=== PROVIDED DATA ===
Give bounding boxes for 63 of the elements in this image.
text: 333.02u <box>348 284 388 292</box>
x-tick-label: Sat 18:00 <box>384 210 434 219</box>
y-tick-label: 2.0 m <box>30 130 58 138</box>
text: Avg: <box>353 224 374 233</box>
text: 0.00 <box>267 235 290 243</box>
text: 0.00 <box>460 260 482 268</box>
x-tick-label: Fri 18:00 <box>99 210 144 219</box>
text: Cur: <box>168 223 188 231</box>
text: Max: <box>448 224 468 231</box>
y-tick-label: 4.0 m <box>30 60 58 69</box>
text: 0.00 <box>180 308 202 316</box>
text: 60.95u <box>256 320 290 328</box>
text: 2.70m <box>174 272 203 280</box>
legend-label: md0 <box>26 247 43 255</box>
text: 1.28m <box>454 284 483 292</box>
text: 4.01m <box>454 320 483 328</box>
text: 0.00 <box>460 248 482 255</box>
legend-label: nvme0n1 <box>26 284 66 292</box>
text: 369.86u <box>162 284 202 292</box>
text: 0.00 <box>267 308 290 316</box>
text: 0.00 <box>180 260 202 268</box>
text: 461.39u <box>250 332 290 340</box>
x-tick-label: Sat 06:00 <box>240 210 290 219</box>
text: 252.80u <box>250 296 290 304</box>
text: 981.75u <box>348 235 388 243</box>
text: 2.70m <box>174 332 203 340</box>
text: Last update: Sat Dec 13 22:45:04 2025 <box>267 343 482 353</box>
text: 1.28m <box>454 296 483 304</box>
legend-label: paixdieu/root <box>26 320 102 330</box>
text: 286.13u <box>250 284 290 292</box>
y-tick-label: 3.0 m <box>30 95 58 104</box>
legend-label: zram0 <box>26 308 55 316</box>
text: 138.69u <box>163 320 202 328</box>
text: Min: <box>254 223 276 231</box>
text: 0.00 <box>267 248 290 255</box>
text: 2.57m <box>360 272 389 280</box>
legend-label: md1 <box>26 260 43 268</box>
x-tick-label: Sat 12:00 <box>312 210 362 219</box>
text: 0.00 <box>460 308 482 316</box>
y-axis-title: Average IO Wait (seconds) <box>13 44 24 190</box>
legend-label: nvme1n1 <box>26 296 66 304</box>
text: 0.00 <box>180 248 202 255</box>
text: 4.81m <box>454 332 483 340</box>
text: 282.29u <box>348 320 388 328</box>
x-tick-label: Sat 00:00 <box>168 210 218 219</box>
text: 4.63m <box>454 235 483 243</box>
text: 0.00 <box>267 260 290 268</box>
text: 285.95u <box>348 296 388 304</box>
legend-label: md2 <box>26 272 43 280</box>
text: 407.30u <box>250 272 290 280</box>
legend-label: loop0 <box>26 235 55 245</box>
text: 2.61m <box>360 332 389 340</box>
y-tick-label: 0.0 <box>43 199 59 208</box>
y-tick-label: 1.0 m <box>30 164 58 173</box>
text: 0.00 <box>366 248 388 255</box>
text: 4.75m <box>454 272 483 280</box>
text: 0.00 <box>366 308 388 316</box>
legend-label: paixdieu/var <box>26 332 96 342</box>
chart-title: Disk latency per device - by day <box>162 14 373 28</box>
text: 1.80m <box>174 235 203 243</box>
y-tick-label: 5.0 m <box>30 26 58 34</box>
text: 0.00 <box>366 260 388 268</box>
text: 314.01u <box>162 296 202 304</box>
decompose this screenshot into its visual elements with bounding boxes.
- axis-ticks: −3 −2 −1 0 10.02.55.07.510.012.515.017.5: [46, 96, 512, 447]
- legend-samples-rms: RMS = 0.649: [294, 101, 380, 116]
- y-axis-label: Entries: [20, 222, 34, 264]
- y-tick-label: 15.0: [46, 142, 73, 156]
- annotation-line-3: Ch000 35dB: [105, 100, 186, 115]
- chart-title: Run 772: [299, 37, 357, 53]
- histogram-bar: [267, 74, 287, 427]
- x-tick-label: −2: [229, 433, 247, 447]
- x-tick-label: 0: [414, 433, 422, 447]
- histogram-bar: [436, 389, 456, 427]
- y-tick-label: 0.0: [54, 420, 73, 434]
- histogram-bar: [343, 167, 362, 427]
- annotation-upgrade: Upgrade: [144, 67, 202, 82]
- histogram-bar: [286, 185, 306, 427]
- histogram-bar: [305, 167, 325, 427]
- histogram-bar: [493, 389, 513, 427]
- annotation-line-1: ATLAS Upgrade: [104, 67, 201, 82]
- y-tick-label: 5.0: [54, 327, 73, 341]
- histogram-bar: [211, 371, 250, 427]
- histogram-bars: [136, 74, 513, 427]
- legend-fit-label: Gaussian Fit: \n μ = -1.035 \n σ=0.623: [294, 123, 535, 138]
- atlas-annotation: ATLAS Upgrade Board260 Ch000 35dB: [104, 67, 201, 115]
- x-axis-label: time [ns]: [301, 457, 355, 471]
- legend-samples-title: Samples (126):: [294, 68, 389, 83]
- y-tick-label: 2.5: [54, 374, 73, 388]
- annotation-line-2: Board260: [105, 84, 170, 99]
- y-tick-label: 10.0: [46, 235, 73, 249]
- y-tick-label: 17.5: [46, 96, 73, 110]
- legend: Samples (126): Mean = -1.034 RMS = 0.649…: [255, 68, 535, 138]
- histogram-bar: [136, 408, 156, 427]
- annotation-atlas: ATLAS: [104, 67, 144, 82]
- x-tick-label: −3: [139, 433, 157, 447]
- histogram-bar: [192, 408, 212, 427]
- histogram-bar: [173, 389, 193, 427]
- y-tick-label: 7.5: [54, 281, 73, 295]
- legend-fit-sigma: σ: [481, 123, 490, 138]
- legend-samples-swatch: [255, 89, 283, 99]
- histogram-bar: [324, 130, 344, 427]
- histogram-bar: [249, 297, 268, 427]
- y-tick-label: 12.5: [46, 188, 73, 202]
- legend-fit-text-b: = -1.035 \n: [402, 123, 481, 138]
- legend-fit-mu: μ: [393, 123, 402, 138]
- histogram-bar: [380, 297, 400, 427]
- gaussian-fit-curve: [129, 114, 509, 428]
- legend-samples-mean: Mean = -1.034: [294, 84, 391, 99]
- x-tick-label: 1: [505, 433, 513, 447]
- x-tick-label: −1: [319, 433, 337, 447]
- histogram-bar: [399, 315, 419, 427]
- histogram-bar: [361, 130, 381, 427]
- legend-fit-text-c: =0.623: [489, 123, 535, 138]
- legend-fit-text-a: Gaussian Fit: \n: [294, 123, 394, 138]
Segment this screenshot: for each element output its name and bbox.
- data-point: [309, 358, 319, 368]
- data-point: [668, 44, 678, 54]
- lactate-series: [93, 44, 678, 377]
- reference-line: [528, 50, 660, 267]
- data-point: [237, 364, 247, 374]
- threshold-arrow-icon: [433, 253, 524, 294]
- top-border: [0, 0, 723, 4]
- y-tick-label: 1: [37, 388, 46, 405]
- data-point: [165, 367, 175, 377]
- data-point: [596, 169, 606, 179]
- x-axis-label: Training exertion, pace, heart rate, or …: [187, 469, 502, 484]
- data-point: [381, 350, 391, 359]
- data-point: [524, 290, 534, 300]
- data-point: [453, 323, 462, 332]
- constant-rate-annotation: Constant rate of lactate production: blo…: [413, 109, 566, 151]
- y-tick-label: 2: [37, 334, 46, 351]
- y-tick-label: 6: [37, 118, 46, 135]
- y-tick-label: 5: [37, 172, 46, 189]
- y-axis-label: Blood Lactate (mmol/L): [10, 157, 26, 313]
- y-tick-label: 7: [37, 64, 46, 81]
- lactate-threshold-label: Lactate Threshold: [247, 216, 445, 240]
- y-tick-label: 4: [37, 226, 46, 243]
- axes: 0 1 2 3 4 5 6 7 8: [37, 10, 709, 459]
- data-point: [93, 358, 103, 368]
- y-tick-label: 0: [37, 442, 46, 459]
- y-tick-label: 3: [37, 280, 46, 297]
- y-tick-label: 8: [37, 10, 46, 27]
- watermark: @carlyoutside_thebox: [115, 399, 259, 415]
===
> **PROBLEM**:
Can you copy, word for word, the listing above from its very first line through the line containing "text: Avg: <box>353 224 374 233</box>", with that line included?

> **RESPONSE**:
Give bounding boxes for 63 of the elements in this image.
text: 333.02u <box>348 284 388 292</box>
x-tick-label: Sat 18:00 <box>384 210 434 219</box>
y-tick-label: 2.0 m <box>30 130 58 138</box>
text: Avg: <box>353 224 374 233</box>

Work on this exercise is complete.